WHAT THE TASK REQUIRES.
Repeat the listing below in full, exactly as it stands.

RECORDS FOR THE EXERCISE.
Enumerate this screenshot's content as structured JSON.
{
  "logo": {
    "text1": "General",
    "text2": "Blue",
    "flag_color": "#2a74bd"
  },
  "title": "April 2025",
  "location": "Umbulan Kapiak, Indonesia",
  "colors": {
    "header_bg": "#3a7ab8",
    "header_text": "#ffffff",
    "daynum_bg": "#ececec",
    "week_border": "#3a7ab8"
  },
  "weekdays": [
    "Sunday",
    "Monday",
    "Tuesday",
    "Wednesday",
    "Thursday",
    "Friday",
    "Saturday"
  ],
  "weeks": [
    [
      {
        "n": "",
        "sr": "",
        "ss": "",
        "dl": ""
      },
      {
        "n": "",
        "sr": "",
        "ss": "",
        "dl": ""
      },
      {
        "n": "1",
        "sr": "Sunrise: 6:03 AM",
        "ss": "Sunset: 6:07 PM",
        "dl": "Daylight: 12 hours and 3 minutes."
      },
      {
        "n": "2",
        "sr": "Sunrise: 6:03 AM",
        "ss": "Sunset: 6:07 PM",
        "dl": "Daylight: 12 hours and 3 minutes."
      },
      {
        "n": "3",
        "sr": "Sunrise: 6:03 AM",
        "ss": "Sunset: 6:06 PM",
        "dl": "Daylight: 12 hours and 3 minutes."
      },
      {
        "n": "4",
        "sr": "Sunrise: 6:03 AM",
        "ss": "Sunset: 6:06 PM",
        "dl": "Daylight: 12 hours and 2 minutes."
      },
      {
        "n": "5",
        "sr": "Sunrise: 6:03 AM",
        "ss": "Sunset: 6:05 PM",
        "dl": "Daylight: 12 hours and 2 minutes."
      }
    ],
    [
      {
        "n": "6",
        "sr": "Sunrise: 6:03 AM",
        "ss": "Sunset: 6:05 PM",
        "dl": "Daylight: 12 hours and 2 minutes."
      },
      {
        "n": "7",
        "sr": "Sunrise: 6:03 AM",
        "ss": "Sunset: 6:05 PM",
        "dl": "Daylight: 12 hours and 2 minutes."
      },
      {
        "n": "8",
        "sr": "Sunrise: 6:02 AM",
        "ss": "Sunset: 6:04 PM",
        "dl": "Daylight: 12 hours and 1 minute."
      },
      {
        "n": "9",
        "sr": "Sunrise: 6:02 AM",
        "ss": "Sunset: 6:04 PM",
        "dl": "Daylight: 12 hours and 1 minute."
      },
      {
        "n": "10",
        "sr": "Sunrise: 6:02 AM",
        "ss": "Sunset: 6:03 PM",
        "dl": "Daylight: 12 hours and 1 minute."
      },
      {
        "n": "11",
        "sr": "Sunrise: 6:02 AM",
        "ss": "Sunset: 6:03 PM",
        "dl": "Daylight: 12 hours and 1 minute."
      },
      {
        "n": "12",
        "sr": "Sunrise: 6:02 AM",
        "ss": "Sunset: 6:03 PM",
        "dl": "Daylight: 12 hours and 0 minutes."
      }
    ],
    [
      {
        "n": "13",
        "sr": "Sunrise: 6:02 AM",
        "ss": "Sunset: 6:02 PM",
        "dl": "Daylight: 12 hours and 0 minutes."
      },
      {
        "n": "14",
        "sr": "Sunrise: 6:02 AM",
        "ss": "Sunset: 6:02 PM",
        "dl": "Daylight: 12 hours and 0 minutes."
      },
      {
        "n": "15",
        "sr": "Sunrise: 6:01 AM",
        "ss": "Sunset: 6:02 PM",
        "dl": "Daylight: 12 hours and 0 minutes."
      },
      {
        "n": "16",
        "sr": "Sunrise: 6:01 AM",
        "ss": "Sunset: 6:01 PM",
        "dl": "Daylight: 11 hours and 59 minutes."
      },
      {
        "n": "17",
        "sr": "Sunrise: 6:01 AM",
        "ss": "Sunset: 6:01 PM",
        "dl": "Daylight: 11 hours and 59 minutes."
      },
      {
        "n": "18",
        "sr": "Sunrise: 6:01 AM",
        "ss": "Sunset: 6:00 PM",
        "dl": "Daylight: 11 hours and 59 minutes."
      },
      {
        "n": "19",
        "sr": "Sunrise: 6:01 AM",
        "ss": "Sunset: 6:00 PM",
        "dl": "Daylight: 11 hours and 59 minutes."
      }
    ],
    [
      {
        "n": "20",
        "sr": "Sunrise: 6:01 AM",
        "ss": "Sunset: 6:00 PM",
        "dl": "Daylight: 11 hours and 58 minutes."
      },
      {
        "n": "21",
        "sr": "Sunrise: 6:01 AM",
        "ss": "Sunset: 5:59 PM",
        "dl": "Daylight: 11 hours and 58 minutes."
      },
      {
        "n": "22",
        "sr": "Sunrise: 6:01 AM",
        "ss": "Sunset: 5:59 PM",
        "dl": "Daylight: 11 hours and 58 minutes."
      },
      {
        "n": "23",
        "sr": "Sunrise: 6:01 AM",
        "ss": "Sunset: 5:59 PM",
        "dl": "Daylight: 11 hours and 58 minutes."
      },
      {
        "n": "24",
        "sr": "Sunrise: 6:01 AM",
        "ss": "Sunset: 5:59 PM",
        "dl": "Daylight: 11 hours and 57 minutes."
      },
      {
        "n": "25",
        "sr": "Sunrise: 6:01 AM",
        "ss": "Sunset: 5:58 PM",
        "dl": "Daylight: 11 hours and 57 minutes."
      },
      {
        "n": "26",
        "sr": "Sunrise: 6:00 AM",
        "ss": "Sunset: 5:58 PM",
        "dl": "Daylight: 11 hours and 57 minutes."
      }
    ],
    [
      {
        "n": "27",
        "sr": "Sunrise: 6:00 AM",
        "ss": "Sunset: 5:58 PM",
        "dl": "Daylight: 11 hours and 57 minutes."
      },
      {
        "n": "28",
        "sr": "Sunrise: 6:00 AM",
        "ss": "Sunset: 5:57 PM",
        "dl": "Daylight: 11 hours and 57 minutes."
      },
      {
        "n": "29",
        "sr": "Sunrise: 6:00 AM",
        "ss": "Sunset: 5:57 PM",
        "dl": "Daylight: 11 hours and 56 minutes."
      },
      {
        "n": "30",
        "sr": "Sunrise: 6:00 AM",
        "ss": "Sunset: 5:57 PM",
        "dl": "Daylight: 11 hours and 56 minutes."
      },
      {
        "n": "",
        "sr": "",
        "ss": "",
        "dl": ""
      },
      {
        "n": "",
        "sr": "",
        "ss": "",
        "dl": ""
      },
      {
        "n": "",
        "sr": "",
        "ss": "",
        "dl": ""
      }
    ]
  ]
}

WORKED SOLUTION.
Enumerate this screenshot's content as structured JSON.
{
  "logo": {
    "text1": "General",
    "text2": "Blue",
    "flag_color": "#2a74bd"
  },
  "title": "April 2025",
  "location": "Umbulan Kapiak, Indonesia",
  "colors": {
    "header_bg": "#3a7ab8",
    "header_text": "#ffffff",
    "daynum_bg": "#ececec",
    "week_border": "#3a7ab8"
  },
  "weekdays": [
    "Sunday",
    "Monday",
    "Tuesday",
    "Wednesday",
    "Thursday",
    "Friday",
    "Saturday"
  ],
  "weeks": [
    [
      {
        "n": "",
        "sr": "",
        "ss": "",
        "dl": ""
      },
      {
        "n": "",
        "sr": "",
        "ss": "",
        "dl": ""
      },
      {
        "n": "1",
        "sr": "Sunrise: 6:03 AM",
        "ss": "Sunset: 6:07 PM",
        "dl": "Daylight: 12 hours and 3 minutes."
      },
      {
        "n": "2",
        "sr": "Sunrise: 6:03 AM",
        "ss": "Sunset: 6:07 PM",
        "dl": "Daylight: 12 hours and 3 minutes."
      },
      {
        "n": "3",
        "sr": "Sunrise: 6:03 AM",
        "ss": "Sunset: 6:06 PM",
        "dl": "Daylight: 12 hours and 3 minutes."
      },
      {
        "n": "4",
        "sr": "Sunrise: 6:03 AM",
        "ss": "Sunset: 6:06 PM",
        "dl": "Daylight: 12 hours and 2 minutes."
      },
      {
        "n": "5",
        "sr": "Sunrise: 6:03 AM",
        "ss": "Sunset: 6:05 PM",
        "dl": "Daylight: 12 hours and 2 minutes."
      }
    ],
    [
      {
        "n": "6",
        "sr": "Sunrise: 6:03 AM",
        "ss": "Sunset: 6:05 PM",
        "dl": "Daylight: 12 hours and 2 minutes."
      },
      {
        "n": "7",
        "sr": "Sunrise: 6:03 AM",
        "ss": "Sunset: 6:05 PM",
        "dl": "Daylight: 12 hours and 2 minutes."
      },
      {
        "n": "8",
        "sr": "Sunrise: 6:02 AM",
        "ss": "Sunset: 6:04 PM",
        "dl": "Daylight: 12 hours and 1 minute."
      },
      {
        "n": "9",
        "sr": "Sunrise: 6:02 AM",
        "ss": "Sunset: 6:04 PM",
        "dl": "Daylight: 12 hours and 1 minute."
      },
      {
        "n": "10",
        "sr": "Sunrise: 6:02 AM",
        "ss": "Sunset: 6:03 PM",
        "dl": "Daylight: 12 hours and 1 minute."
      },
      {
        "n": "11",
        "sr": "Sunrise: 6:02 AM",
        "ss": "Sunset: 6:03 PM",
        "dl": "Daylight: 12 hours and 1 minute."
      },
      {
        "n": "12",
        "sr": "Sunrise: 6:02 AM",
        "ss": "Sunset: 6:03 PM",
        "dl": "Daylight: 12 hours and 0 minutes."
      }
    ],
    [
      {
        "n": "13",
        "sr": "Sunrise: 6:02 AM",
        "ss": "Sunset: 6:02 PM",
        "dl": "Daylight: 12 hours and 0 minutes."
      },
      {
        "n": "14",
        "sr": "Sunrise: 6:02 AM",
        "ss": "Sunset: 6:02 PM",
        "dl": "Daylight: 12 hours and 0 minutes."
      },
      {
        "n": "15",
        "sr": "Sunrise: 6:01 AM",
        "ss": "Sunset: 6:02 PM",
        "dl": "Daylight: 12 hours and 0 minutes."
      },
      {
        "n": "16",
        "sr": "Sunrise: 6:01 AM",
        "ss": "Sunset: 6:01 PM",
        "dl": "Daylight: 11 hours and 59 minutes."
      },
      {
        "n": "17",
        "sr": "Sunrise: 6:01 AM",
        "ss": "Sunset: 6:01 PM",
        "dl": "Daylight: 11 hours and 59 minutes."
      },
      {
        "n": "18",
        "sr": "Sunrise: 6:01 AM",
        "ss": "Sunset: 6:00 PM",
        "dl": "Daylight: 11 hours and 59 minutes."
      },
      {
        "n": "19",
        "sr": "Sunrise: 6:01 AM",
        "ss": "Sunset: 6:00 PM",
        "dl": "Daylight: 11 hours and 59 minutes."
      }
    ],
    [
      {
        "n": "20",
        "sr": "Sunrise: 6:01 AM",
        "ss": "Sunset: 6:00 PM",
        "dl": "Daylight: 11 hours and 58 minutes."
      },
      {
        "n": "21",
        "sr": "Sunrise: 6:01 AM",
        "ss": "Sunset: 5:59 PM",
        "dl": "Daylight: 11 hours and 58 minutes."
      },
      {
        "n": "22",
        "sr": "Sunrise: 6:01 AM",
        "ss": "Sunset: 5:59 PM",
        "dl": "Daylight: 11 hours and 58 minutes."
      },
      {
        "n": "23",
        "sr": "Sunrise: 6:01 AM",
        "ss": "Sunset: 5:59 PM",
        "dl": "Daylight: 11 hours and 58 minutes."
      },
      {
        "n": "24",
        "sr": "Sunrise: 6:01 AM",
        "ss": "Sunset: 5:59 PM",
        "dl": "Daylight: 11 hours and 57 minutes."
      },
      {
        "n": "25",
        "sr": "Sunrise: 6:01 AM",
        "ss": "Sunset: 5:58 PM",
        "dl": "Daylight: 11 hours and 57 minutes."
      },
      {
        "n": "26",
        "sr": "Sunrise: 6:00 AM",
        "ss": "Sunset: 5:58 PM",
        "dl": "Daylight: 11 hours and 57 minutes."
      }
    ],
    [
      {
        "n": "27",
        "sr": "Sunrise: 6:00 AM",
        "ss": "Sunset: 5:58 PM",
        "dl": "Daylight: 11 hours and 57 minutes."
      },
      {
        "n": "28",
        "sr": "Sunrise: 6:00 AM",
        "ss": "Sunset: 5:57 PM",
        "dl": "Daylight: 11 hours and 57 minutes."
      },
      {
        "n": "29",
        "sr": "Sunrise: 6:00 AM",
        "ss": "Sunset: 5:57 PM",
        "dl": "Daylight: 11 hours and 56 minutes."
      },
      {
        "n": "30",
        "sr": "Sunrise: 6:00 AM",
        "ss": "Sunset: 5:57 PM",
        "dl": "Daylight: 11 hours and 56 minutes."
      },
      {
        "n": "",
        "sr": "",
        "ss": "",
        "dl": ""
      },
      {
        "n": "",
        "sr": "",
        "ss": "",
        "dl": ""
      },
      {
        "n": "",
        "sr": "",
        "ss": "",
        "dl": ""
      }
    ]
  ]
}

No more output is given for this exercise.